# Task brief:
Write out, unchanged, the lines from the one holding "What does this" to the close of the listing. Both the first and last lines belong in it.

# Dataset:
+ + +
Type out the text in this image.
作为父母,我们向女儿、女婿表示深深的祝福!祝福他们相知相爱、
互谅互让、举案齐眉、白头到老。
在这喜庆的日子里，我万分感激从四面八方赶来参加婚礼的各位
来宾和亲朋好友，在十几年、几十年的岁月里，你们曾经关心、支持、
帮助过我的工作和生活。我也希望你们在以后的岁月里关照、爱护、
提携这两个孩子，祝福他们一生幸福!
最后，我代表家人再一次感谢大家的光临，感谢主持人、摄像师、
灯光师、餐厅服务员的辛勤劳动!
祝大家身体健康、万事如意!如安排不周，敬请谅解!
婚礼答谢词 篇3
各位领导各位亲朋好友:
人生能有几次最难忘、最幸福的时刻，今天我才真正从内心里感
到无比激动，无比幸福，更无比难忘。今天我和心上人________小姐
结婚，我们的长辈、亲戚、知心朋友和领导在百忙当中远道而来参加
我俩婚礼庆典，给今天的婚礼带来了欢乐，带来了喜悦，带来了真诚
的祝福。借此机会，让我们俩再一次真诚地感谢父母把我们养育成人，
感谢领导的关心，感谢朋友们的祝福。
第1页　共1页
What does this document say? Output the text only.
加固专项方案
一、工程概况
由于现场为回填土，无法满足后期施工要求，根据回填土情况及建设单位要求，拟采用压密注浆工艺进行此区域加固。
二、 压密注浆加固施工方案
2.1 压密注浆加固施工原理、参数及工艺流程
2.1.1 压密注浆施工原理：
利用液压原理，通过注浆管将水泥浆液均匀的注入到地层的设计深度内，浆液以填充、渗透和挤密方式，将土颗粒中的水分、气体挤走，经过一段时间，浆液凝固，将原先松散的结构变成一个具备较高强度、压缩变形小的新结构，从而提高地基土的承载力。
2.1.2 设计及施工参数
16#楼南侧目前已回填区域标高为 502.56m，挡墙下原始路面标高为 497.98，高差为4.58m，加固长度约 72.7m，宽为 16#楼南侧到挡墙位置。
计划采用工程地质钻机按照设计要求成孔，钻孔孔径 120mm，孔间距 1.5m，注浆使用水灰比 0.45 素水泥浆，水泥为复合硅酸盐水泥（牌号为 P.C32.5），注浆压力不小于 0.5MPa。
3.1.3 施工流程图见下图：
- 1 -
+ + +
# Result of the task:
What does this document say? Output the text only.
加固专项方案
一、工程概况
由于现场为回填土，无法满足后期施工要求，根据回填土情况及建设单位要求，拟采用压密注浆工艺进行此区域加固。
二、 压密注浆加固施工方案
2.1 压密注浆加固施工原理、参数及工艺流程
2.1.1 压密注浆施工原理：
利用液压原理，通过注浆管将水泥浆液均匀的注入到地层的设计深度内，浆液以填充、渗透和挤密方式，将土颗粒中的水分、气体挤走，经过一段时间，浆液凝固，将原先松散的结构变成一个具备较高强度、压缩变形小的新结构，从而提高地基土的承载力。
2.1.2 设计及施工参数
16#楼南侧目前已回填区域标高为 502.56m，挡墙下原始路面标高为 497.98，高差为4.58m，加固长度约 72.7m，宽为 16#楼南侧到挡墙位置。
计划采用工程地质钻机按照设计要求成孔，钻孔孔径 120mm，孔间距 1.5m，注浆使用水灰比 0.45 素水泥浆，水泥为复合硅酸盐水泥（牌号为 P.C32.5），注浆压力不小于 0.5MPa。
3.1.3 施工流程图见下图：
- 1 -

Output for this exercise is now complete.